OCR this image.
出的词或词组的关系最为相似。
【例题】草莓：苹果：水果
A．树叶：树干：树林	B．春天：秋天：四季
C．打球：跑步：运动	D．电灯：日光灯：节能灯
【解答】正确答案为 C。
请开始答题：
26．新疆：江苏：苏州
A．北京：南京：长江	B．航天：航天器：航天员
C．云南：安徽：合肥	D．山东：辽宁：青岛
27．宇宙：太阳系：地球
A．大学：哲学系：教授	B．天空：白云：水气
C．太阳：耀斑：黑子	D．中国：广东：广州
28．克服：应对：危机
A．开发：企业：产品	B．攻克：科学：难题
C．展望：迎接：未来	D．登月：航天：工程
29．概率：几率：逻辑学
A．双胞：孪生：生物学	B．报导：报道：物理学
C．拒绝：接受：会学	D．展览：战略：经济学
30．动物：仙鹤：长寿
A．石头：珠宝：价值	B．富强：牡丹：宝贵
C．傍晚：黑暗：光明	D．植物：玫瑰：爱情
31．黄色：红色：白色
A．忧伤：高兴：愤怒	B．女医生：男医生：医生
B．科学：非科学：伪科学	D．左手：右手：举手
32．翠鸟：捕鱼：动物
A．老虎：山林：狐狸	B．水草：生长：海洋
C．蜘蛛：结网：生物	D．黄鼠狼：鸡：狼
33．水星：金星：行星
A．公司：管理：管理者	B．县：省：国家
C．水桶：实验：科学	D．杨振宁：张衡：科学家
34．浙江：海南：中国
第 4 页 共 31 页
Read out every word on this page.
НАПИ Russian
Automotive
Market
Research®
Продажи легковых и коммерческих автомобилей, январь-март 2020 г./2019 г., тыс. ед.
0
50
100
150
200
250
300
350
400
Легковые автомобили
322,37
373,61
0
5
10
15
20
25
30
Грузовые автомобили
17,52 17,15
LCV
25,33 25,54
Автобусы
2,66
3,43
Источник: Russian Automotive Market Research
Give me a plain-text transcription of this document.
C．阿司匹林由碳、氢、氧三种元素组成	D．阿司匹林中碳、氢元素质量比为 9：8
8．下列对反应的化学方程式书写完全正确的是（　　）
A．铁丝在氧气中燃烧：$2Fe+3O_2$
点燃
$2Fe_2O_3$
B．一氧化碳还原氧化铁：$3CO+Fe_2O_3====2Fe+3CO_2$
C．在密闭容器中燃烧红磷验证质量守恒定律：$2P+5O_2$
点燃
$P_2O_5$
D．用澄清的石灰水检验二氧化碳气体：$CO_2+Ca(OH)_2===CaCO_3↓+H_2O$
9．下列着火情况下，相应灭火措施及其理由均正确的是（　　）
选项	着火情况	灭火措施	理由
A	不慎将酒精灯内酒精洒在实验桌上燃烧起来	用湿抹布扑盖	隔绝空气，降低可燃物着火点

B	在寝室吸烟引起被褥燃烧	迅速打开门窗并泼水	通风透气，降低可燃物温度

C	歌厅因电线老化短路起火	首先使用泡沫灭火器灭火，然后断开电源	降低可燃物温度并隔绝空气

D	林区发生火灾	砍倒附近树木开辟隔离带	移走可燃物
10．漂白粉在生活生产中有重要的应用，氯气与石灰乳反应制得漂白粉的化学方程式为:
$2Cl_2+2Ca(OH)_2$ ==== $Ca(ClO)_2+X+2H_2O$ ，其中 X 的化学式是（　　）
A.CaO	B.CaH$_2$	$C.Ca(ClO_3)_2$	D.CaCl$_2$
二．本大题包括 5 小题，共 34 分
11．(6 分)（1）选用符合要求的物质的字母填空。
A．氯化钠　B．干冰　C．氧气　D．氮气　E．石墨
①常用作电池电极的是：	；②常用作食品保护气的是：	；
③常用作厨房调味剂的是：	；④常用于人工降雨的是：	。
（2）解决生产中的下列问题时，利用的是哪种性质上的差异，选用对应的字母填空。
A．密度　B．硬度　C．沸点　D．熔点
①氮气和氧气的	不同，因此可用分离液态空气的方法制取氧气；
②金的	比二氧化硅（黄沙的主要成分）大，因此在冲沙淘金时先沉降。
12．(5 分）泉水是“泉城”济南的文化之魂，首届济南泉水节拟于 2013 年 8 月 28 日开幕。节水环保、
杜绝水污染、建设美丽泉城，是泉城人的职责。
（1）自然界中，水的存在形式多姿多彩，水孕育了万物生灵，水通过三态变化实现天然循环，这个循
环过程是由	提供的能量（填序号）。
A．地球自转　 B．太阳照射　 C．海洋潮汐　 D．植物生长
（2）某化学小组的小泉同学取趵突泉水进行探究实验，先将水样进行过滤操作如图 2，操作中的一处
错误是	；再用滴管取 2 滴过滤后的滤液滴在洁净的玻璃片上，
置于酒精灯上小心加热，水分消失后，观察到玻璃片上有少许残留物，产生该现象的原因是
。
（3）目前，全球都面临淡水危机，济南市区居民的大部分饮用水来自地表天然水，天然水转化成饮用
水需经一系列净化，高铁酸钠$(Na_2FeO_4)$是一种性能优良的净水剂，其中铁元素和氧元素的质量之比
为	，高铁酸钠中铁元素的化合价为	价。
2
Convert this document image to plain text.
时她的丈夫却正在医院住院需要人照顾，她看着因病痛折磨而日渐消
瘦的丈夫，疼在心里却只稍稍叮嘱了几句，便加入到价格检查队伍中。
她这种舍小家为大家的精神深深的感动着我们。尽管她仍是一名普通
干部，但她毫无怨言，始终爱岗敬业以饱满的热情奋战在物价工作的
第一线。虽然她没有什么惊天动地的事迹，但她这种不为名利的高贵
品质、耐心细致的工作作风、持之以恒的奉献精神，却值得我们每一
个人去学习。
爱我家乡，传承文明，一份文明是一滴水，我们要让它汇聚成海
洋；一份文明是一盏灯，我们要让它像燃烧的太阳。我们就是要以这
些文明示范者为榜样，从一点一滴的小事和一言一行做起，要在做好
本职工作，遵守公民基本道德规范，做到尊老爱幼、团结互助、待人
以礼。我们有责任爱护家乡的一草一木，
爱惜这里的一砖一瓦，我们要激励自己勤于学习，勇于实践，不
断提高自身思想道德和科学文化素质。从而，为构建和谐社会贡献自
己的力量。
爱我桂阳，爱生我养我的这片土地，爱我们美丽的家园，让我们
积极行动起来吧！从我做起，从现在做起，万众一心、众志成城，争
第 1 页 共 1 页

= = = = = = =

• Short exercise:
Give the lines exactly as they stand, from the line with "Convert this document image to plain text." through the end of the material.

• Solution to this task:
Convert this document image to plain text.
时她的丈夫却正在医院住院需要人照顾，她看着因病痛折磨而日渐消
瘦的丈夫，疼在心里却只稍稍叮嘱了几句，便加入到价格检查队伍中。
她这种舍小家为大家的精神深深的感动着我们。尽管她仍是一名普通
干部，但她毫无怨言，始终爱岗敬业以饱满的热情奋战在物价工作的
第一线。虽然她没有什么惊天动地的事迹，但她这种不为名利的高贵
品质、耐心细致的工作作风、持之以恒的奉献精神，却值得我们每一
个人去学习。
爱我家乡，传承文明，一份文明是一滴水，我们要让它汇聚成海
洋；一份文明是一盏灯，我们要让它像燃烧的太阳。我们就是要以这
些文明示范者为榜样，从一点一滴的小事和一言一行做起，要在做好
本职工作，遵守公民基本道德规范，做到尊老爱幼、团结互助、待人
以礼。我们有责任爱护家乡的一草一木，
爱惜这里的一砖一瓦，我们要激励自己勤于学习，勇于实践，不
断提高自身思想道德和科学文化素质。从而，为构建和谐社会贡献自
己的力量。
爱我桂阳，爱生我养我的这片土地，爱我们美丽的家园，让我们
积极行动起来吧！从我做起，从现在做起，万众一心、众志成城，争
第 1 页 共 1 页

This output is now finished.